PROMPT: List each line of the data in which the string "measured" appears.

□ □ □ □ □

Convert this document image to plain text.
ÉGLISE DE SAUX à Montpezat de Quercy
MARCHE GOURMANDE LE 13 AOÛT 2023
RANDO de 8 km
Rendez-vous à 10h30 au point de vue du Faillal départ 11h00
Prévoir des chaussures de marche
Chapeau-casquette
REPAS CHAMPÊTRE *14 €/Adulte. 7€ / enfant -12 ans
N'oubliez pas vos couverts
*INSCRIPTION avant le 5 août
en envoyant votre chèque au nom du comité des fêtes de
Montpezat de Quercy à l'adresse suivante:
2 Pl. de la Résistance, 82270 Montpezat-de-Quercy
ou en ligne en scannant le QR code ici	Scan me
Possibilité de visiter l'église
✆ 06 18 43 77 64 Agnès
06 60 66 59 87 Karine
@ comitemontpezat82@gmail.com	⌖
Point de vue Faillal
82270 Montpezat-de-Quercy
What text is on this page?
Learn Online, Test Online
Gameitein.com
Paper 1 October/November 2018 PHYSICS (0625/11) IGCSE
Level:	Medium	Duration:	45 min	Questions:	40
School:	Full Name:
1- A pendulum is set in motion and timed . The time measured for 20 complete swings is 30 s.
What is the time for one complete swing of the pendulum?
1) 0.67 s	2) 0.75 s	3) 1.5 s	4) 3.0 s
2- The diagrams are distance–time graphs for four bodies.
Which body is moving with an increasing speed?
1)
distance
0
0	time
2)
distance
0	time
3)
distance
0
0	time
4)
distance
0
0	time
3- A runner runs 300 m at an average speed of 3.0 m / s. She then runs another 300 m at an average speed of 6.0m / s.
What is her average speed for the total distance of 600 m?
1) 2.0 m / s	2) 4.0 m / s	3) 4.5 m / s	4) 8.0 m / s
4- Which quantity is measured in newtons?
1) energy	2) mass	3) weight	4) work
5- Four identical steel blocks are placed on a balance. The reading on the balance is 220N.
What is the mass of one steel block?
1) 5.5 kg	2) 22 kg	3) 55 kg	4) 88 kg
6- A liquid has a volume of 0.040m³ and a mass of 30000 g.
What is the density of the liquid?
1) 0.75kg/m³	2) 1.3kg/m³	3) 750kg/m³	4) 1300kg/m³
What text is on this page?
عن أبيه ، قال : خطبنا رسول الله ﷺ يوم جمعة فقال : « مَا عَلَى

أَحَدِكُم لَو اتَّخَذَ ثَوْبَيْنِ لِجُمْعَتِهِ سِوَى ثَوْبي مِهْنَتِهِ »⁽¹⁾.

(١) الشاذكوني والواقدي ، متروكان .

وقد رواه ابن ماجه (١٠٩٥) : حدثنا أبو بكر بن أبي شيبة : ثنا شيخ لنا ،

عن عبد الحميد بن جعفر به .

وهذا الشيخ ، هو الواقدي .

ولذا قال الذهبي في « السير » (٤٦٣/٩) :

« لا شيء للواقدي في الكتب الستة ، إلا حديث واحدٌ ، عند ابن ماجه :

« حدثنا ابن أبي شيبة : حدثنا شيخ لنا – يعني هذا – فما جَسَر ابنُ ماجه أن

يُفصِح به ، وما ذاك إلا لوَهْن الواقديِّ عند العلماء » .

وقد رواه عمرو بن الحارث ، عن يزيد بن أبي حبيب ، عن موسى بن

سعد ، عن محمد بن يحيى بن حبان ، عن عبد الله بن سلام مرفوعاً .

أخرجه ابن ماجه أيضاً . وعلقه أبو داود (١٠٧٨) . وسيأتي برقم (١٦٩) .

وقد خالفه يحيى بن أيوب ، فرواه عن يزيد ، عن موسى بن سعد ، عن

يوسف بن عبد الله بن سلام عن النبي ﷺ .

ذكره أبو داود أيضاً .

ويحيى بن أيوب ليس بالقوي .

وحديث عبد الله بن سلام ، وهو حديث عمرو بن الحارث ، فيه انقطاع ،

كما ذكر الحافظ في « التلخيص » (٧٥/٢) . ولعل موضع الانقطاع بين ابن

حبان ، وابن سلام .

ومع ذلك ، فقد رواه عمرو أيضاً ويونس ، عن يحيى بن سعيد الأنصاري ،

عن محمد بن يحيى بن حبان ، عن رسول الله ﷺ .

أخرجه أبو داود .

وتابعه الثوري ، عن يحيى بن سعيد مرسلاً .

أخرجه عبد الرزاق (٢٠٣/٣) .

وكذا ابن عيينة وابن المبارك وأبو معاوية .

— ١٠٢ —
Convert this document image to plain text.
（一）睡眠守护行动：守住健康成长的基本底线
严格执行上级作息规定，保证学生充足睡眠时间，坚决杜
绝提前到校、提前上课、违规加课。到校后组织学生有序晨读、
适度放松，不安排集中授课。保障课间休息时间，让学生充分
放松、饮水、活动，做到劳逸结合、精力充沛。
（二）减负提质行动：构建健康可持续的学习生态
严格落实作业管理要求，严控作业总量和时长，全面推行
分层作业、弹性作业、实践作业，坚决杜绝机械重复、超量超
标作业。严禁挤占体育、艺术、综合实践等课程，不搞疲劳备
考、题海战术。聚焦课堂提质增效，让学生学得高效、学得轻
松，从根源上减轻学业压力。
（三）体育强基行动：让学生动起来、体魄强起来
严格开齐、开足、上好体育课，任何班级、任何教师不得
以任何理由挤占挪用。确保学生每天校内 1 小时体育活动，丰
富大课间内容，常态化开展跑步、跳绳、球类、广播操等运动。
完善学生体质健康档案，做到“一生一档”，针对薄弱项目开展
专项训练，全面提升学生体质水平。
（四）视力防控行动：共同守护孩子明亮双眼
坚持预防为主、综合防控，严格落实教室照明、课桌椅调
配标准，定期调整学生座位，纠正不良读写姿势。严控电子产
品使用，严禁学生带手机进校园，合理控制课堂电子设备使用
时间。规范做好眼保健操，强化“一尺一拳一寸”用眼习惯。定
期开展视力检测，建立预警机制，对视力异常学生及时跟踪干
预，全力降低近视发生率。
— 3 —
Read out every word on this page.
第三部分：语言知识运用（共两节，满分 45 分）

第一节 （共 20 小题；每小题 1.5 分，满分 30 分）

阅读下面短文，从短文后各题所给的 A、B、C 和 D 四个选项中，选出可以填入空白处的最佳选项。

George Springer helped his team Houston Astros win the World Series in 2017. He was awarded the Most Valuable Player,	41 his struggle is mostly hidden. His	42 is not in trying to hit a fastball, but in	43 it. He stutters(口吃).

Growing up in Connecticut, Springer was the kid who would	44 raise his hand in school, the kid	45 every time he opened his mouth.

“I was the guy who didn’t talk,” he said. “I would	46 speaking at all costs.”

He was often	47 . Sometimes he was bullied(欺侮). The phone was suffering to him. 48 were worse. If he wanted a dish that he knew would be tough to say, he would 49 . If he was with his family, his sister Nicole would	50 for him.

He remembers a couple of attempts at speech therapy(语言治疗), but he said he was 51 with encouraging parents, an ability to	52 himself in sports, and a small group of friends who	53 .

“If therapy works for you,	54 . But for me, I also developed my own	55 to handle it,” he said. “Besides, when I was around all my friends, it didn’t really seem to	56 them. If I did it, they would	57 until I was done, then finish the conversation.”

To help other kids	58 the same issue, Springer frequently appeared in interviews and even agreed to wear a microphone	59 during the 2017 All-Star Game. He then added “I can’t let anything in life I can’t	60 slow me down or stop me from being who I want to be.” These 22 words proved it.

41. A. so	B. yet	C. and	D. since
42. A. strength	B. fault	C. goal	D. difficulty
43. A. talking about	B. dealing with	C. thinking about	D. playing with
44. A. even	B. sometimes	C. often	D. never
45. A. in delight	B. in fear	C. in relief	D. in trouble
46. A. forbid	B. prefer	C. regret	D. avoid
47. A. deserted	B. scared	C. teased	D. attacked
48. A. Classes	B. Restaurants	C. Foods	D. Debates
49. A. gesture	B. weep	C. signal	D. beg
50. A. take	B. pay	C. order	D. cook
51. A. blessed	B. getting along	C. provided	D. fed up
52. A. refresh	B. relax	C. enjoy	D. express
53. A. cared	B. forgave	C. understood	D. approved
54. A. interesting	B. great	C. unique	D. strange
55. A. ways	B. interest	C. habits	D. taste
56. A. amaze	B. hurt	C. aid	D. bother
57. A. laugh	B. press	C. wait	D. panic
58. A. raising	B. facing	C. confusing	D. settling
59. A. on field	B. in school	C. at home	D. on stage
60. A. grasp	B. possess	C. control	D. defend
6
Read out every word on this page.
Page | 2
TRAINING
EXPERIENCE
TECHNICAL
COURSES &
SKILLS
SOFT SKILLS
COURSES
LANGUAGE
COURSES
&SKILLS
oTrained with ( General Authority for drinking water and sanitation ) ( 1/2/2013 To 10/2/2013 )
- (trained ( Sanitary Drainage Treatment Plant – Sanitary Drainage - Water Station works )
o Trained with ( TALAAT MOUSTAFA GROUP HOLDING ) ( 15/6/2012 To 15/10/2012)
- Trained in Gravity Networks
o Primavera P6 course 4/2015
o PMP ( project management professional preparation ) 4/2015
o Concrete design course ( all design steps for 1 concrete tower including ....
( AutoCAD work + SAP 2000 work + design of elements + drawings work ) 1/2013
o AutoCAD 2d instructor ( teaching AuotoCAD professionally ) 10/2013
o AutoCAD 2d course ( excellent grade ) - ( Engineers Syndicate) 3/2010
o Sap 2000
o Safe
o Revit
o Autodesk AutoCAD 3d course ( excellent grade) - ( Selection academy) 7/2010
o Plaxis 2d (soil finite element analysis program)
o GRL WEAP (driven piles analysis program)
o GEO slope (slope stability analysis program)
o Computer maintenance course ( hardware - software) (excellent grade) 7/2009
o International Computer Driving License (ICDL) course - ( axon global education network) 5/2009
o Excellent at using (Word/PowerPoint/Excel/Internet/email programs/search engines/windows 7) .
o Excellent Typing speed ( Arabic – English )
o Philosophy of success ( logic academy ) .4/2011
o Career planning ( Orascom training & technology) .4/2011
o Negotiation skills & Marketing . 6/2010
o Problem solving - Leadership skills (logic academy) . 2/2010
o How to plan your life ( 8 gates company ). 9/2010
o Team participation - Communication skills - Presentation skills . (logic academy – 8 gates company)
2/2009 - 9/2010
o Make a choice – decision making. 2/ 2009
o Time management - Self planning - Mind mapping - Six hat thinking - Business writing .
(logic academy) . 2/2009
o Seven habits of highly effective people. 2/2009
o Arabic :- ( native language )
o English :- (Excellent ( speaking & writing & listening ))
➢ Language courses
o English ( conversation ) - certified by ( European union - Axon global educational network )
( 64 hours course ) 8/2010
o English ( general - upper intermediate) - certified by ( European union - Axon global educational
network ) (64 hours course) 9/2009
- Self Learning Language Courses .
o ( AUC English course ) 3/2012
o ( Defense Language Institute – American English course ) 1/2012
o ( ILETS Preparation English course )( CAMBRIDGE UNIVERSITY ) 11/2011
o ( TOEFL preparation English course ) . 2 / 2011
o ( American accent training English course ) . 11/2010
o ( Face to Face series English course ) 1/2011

□ □ □ □ □

REPLY:
1- A pendulum is set in motion and timed . The time measured for 20 complete swings is 30 s.
4- Which quantity is measured in newtons?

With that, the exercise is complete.